--- Stated task ---
Write the material out again exactly.

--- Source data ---
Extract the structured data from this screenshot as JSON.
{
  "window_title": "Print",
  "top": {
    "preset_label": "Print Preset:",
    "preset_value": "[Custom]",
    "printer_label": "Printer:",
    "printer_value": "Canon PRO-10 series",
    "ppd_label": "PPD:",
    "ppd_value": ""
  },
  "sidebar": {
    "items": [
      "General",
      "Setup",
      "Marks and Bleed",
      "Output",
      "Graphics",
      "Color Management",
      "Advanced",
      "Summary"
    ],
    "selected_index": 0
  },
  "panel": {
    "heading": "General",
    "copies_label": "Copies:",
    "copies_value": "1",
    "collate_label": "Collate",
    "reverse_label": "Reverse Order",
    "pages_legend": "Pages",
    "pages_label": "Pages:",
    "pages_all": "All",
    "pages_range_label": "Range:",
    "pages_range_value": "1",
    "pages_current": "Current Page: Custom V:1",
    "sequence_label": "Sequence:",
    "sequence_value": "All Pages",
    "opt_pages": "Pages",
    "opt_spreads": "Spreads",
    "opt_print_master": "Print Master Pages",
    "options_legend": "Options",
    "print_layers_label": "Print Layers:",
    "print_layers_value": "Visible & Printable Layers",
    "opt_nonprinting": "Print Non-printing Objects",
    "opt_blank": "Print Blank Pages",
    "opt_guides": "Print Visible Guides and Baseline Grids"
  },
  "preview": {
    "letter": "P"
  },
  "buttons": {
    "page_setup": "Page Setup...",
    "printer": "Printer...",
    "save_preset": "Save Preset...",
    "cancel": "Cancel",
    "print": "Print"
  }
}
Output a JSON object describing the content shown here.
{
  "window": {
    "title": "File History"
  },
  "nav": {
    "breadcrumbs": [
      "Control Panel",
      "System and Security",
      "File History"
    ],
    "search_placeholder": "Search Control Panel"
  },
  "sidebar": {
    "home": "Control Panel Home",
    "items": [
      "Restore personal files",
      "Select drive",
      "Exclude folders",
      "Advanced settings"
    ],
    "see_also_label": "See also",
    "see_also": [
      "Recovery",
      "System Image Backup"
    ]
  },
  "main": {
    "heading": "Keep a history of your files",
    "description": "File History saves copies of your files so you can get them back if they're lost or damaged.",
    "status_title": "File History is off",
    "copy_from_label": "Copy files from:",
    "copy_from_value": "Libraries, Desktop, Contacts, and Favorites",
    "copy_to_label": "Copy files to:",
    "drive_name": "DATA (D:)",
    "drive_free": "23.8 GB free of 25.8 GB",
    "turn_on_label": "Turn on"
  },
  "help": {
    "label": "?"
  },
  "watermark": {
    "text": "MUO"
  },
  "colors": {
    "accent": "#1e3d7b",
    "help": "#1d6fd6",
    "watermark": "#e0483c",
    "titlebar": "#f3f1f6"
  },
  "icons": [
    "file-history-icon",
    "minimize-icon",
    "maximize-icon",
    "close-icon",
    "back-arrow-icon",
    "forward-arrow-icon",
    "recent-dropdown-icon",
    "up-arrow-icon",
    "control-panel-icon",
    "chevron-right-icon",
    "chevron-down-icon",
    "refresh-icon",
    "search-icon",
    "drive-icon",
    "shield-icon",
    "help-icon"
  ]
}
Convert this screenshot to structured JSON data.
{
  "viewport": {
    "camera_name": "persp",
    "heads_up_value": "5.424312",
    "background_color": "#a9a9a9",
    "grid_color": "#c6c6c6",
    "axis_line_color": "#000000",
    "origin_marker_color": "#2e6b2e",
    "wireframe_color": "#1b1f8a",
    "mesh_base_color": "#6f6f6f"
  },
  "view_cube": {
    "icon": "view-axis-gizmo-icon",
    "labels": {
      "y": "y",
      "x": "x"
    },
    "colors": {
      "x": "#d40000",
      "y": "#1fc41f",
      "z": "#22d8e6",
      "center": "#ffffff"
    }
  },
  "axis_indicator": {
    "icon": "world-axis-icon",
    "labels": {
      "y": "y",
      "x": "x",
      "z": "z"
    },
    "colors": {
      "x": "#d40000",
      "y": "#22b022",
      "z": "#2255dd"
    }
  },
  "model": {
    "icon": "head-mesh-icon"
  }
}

--- The solution ---
Extract the structured data from this screenshot as JSON.
{
  "window_title": "Print",
  "top": {
    "preset_label": "Print Preset:",
    "preset_value": "[Custom]",
    "printer_label": "Printer:",
    "printer_value": "Canon PRO-10 series",
    "ppd_label": "PPD:",
    "ppd_value": ""
  },
  "sidebar": {
    "items": [
      "General",
      "Setup",
      "Marks and Bleed",
      "Output",
      "Graphics",
      "Color Management",
      "Advanced",
      "Summary"
    ],
    "selected_index": 0
  },
  "panel": {
    "heading": "General",
    "copies_label": "Copies:",
    "copies_value": "1",
    "collate_label": "Collate",
    "reverse_label": "Reverse Order",
    "pages_legend": "Pages",
    "pages_label": "Pages:",
    "pages_all": "All",
    "pages_range_label": "Range:",
    "pages_range_value": "1",
    "pages_current": "Current Page: Custom V:1",
    "sequence_label": "Sequence:",
    "sequence_value": "All Pages",
    "opt_pages": "Pages",
    "opt_spreads": "Spreads",
    "opt_print_master": "Print Master Pages",
    "options_legend": "Options",
    "print_layers_label": "Print Layers:",
    "print_layers_value": "Visible & Printable Layers",
    "opt_nonprinting": "Print Non-printing Objects",
    "opt_blank": "Print Blank Pages",
    "opt_guides": "Print Visible Guides and Baseline Grids"
  },
  "preview": {
    "letter": "P"
  },
  "buttons": {
    "page_setup": "Page Setup...",
    "printer": "Printer...",
    "save_preset": "Save Preset...",
    "cancel": "Cancel",
    "print": "Print"
  }
}
Output a JSON object describing the content shown here.
{
  "window": {
    "title": "File History"
  },
  "nav": {
    "breadcrumbs": [
      "Control Panel",
      "System and Security",
      "File History"
    ],
    "search_placeholder": "Search Control Panel"
  },
  "sidebar": {
    "home": "Control Panel Home",
    "items": [
      "Restore personal files",
      "Select drive",
      "Exclude folders",
      "Advanced settings"
    ],
    "see_also_label": "See also",
    "see_also": [
      "Recovery",
      "System Image Backup"
    ]
  },
  "main": {
    "heading": "Keep a history of your files",
    "description": "File History saves copies of your files so you can get them back if they're lost or damaged.",
    "status_title": "File History is off",
    "copy_from_label": "Copy files from:",
    "copy_from_value": "Libraries, Desktop, Contacts, and Favorites",
    "copy_to_label": "Copy files to:",
    "drive_name": "DATA (D:)",
    "drive_free": "23.8 GB free of 25.8 GB",
    "turn_on_label": "Turn on"
  },
  "help": {
    "label": "?"
  },
  "watermark": {
    "text": "MUO"
  },
  "colors": {
    "accent": "#1e3d7b",
    "help": "#1d6fd6",
    "watermark": "#e0483c",
    "titlebar": "#f3f1f6"
  },
  "icons": [
    "file-history-icon",
    "minimize-icon",
    "maximize-icon",
    "close-icon",
    "back-arrow-icon",
    "forward-arrow-icon",
    "recent-dropdown-icon",
    "up-arrow-icon",
    "control-panel-icon",
    "chevron-right-icon",
    "chevron-down-icon",
    "refresh-icon",
    "search-icon",
    "drive-icon",
    "shield-icon",
    "help-icon"
  ]
}
Convert this screenshot to structured JSON data.
{
  "viewport": {
    "camera_name": "persp",
    "heads_up_value": "5.424312",
    "background_color": "#a9a9a9",
    "grid_color": "#c6c6c6",
    "axis_line_color": "#000000",
    "origin_marker_color": "#2e6b2e",
    "wireframe_color": "#1b1f8a",
    "mesh_base_color": "#6f6f6f"
  },
  "view_cube": {
    "icon": "view-axis-gizmo-icon",
    "labels": {
      "y": "y",
      "x": "x"
    },
    "colors": {
      "x": "#d40000",
      "y": "#1fc41f",
      "z": "#22d8e6",
      "center": "#ffffff"
    }
  },
  "axis_indicator": {
    "icon": "world-axis-icon",
    "labels": {
      "y": "y",
      "x": "x",
      "z": "z"
    },
    "colors": {
      "x": "#d40000",
      "y": "#22b022",
      "z": "#2255dd"
    }
  },
  "model": {
    "icon": "head-mesh-icon"
  }
}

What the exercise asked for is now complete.